-------- Data shown
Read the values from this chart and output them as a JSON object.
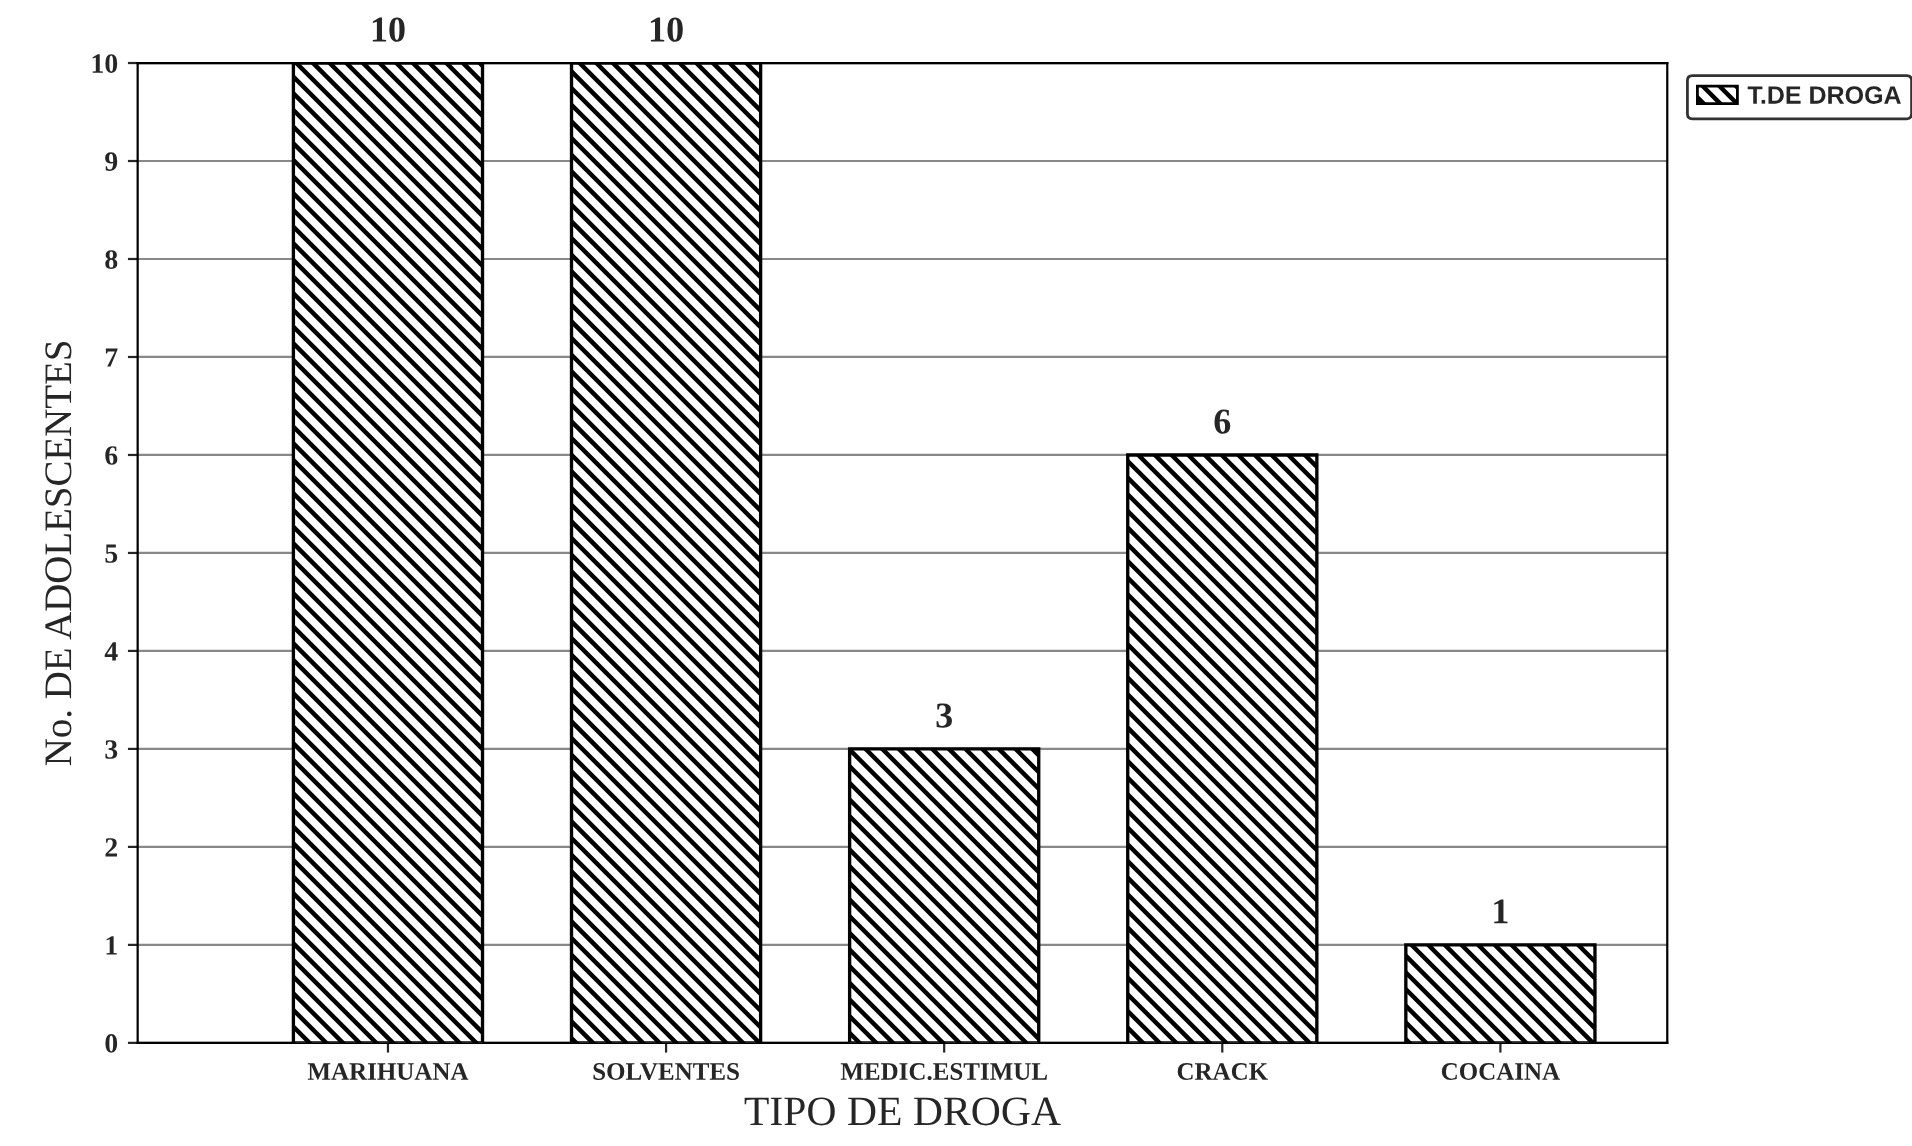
{
  "chart_data": {
    "type": "bar",
    "xlabel": "TIPO DE DROGA",
    "ylabel": "No. DE ADOLESCENTES",
    "categories": [
      "MARIHUANA",
      "SOLVENTES",
      "MEDIC.ESTIMUL",
      "CRACK",
      "COCAINA"
    ],
    "series": [
      {
        "name": "T.DE DROGA",
        "color": "#000000",
        "values": [
          10,
          10,
          3,
          6,
          1
        ]
      }
    ],
    "ylim": [
      0,
      10
    ],
    "yticks": [
      0,
      1,
      2,
      3,
      4,
      5,
      6,
      7,
      8,
      9,
      10
    ],
    "grid": "y",
    "legend": "top right",
    "data_labels": true
  }
}
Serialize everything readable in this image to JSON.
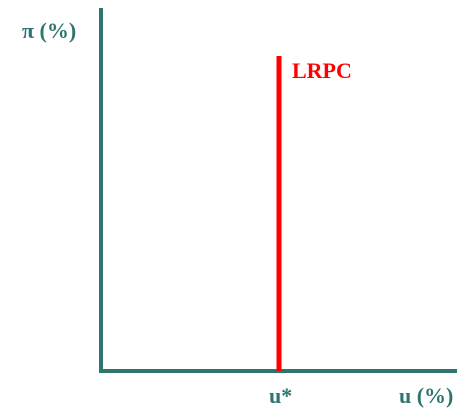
{
  "diagram": {
    "y_axis_label": "π (%)",
    "x_axis_label": "u (%)",
    "tick_label": "u*",
    "curve_label": "LRPC",
    "colors": {
      "axis": "#2e7570",
      "axis_text": "#2e7570",
      "curve": "#ff0000",
      "curve_text": "#ff0000",
      "background": "#ffffff"
    }
  }
}
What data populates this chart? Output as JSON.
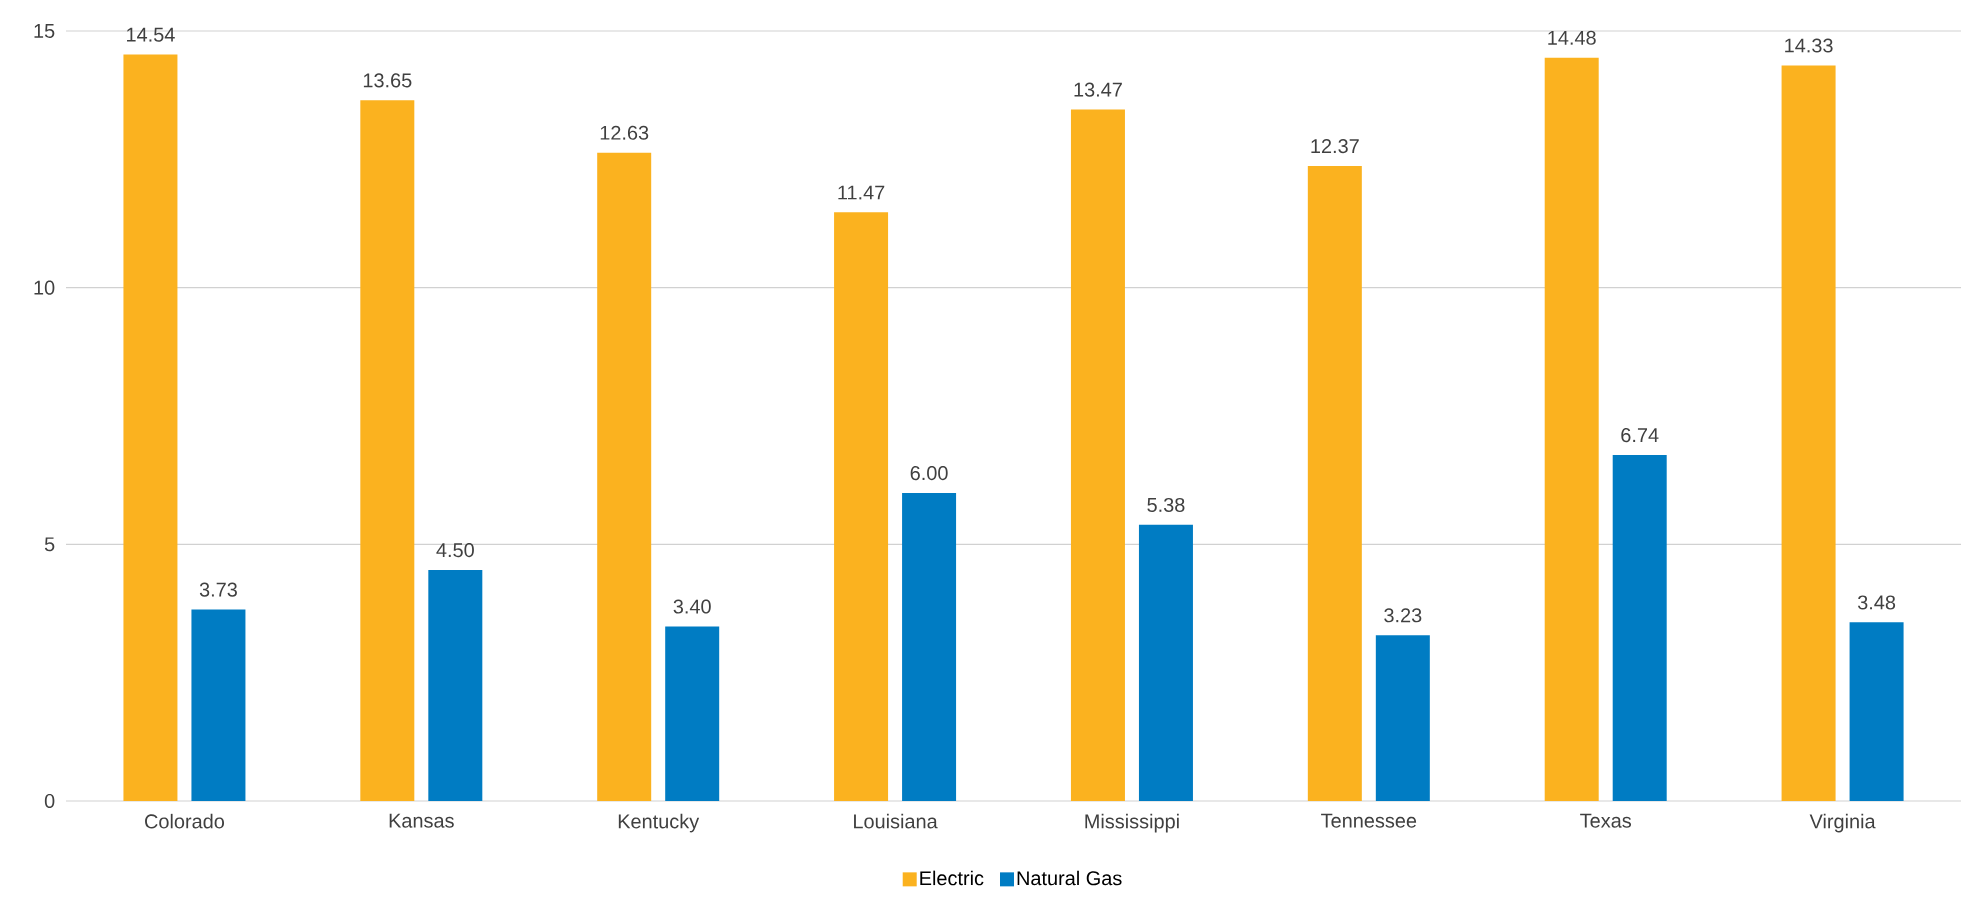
{
  "chart_data": {
    "type": "bar",
    "categories": [
      "Colorado",
      "Kansas",
      "Kentucky",
      "Louisiana",
      "Mississippi",
      "Tennessee",
      "Texas",
      "Virginia"
    ],
    "series": [
      {
        "name": "Electric",
        "color": "#fbb21f",
        "values": [
          14.54,
          13.65,
          12.63,
          11.47,
          13.47,
          12.37,
          14.48,
          14.33
        ],
        "value_labels": [
          "14.54",
          "13.65",
          "12.63",
          "11.47",
          "13.47",
          "12.37",
          "14.48",
          "14.33"
        ]
      },
      {
        "name": "Natural Gas",
        "color": "#007cc3",
        "values": [
          3.73,
          4.5,
          3.4,
          6.0,
          5.38,
          3.23,
          6.74,
          3.48
        ],
        "value_labels": [
          "3.73",
          "4.50",
          "3.40",
          "6.00",
          "5.38",
          "3.23",
          "6.74",
          "3.48"
        ]
      }
    ],
    "ylim": [
      0,
      15
    ],
    "yticks": [
      0,
      5,
      10,
      15
    ],
    "grid": "y",
    "legend": "bottom"
  }
}
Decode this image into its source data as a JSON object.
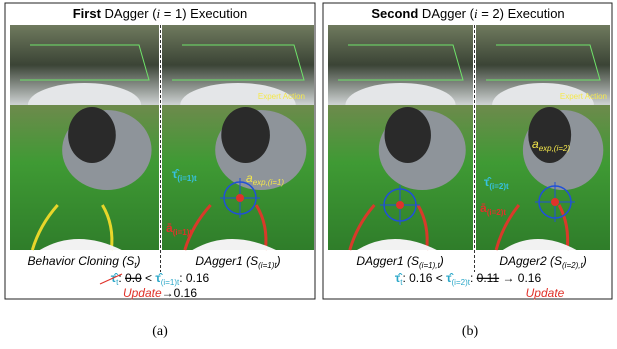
{
  "panels": [
    {
      "title": {
        "bold": "First",
        "before": " DAgger (",
        "var": "i",
        "after": " = 1) Execution"
      },
      "images": [
        {
          "label": {
            "main": "Behavior Cloning (S",
            "sub": "t",
            "end": ")"
          }
        },
        {
          "label": {
            "main": "DAgger1 (S",
            "sub": "(i=1)t",
            "end": ")"
          },
          "overlay": "Expert Action",
          "annotations": {
            "tau": "τ̂",
            "tau_sub": "(i=1)t",
            "abar": "ā",
            "abar_sub": "(i=1)t",
            "aexp": "a",
            "aexp_sub": "exp,(i=1)"
          }
        }
      ],
      "equation": {
        "tau": "τ̂",
        "tau_sub": "t",
        "sep1": ": ",
        "old_value": "0.0",
        "lt": " < ",
        "tau2": "τ̂",
        "tau2_sub": "(i=1)t",
        "sep2": ": ",
        "new_value": "0.16",
        "update": "Update",
        "arrow": "→",
        "updated_value": "0.16"
      },
      "caption": "(a)"
    },
    {
      "title": {
        "bold": "Second",
        "before": " DAgger (",
        "var": "i",
        "after": " = 2) Execution"
      },
      "images": [
        {
          "label": {
            "main": "DAgger1 (S",
            "sub": "(i=1),t",
            "end": ")"
          }
        },
        {
          "label": {
            "main": "DAgger2 (S",
            "sub": "(i=2),t",
            "end": ")"
          },
          "overlay": "Expert Action",
          "annotations": {
            "tau": "τ̂",
            "tau_sub": "(i=2)t",
            "abar": "ā",
            "abar_sub": "(i=2)t",
            "aexp": "a",
            "aexp_sub": "exp,(i=2)"
          }
        }
      ],
      "equation": {
        "tau": "τ̂",
        "tau_sub": "t",
        "sep1": ": ",
        "value": "0.16",
        "lt": " < ",
        "tau2": "τ̂",
        "tau2_sub": "(i=2)t",
        "sep2": ": ",
        "old_value": "0.11",
        "arrow": " → ",
        "updated_value": "0.16",
        "update": "Update"
      },
      "caption": "(b)"
    }
  ]
}
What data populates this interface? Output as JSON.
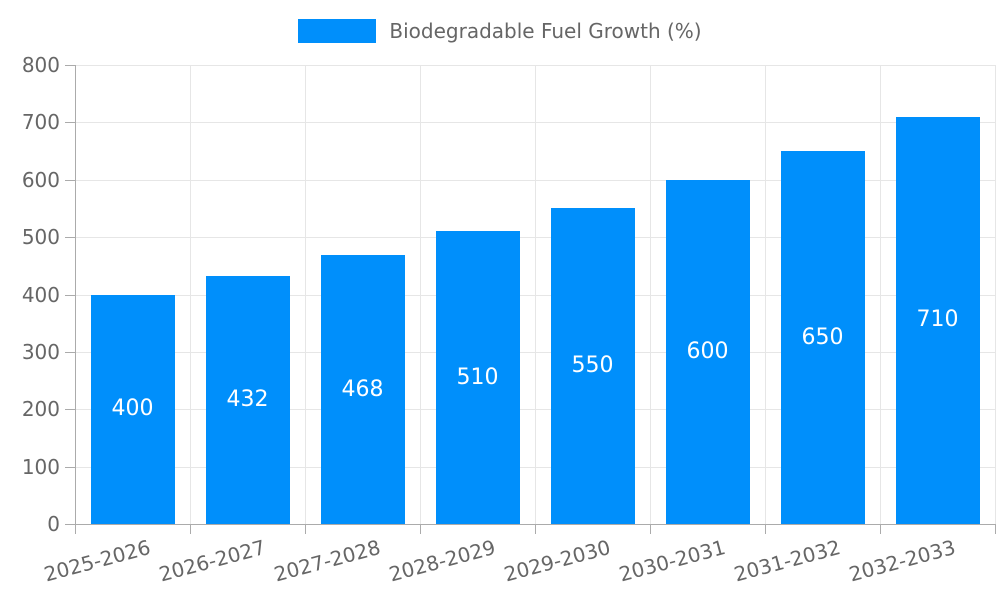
{
  "legend": {
    "label": "Biodegradable Fuel Growth (%)"
  },
  "colors": {
    "bar": "#008FFB",
    "grid": "#e6e6e6",
    "axis": "#ababab",
    "tick_label": "#666666",
    "legend_text": "#666666",
    "value_label": "#ffffff",
    "background": "#ffffff"
  },
  "chart_data": {
    "type": "bar",
    "title": "",
    "xlabel": "",
    "ylabel": "",
    "categories": [
      "2025-2026",
      "2026-2027",
      "2027-2028",
      "2028-2029",
      "2029-2030",
      "2030-2031",
      "2031-2032",
      "2032-2033"
    ],
    "series": [
      {
        "name": "Biodegradable Fuel Growth (%)",
        "values": [
          400,
          432,
          468,
          510,
          550,
          600,
          650,
          710
        ]
      }
    ],
    "data_labels": [
      400,
      432,
      468,
      510,
      550,
      600,
      650,
      710
    ],
    "ylim": [
      0,
      800
    ],
    "ytick_step": 100,
    "yticks": [
      0,
      100,
      200,
      300,
      400,
      500,
      600,
      700,
      800
    ],
    "grid": "both",
    "legend_position": "top",
    "x_label_rotation_deg": -15
  }
}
----------------
Task prompt: Pick out and copy the lines of the material that include the word "main".

Output:
            "main": "Behavior Cloning (S",
            "main": "DAgger1 (S",
            "main": "DAgger1 (S",
            "main": "DAgger2 (S",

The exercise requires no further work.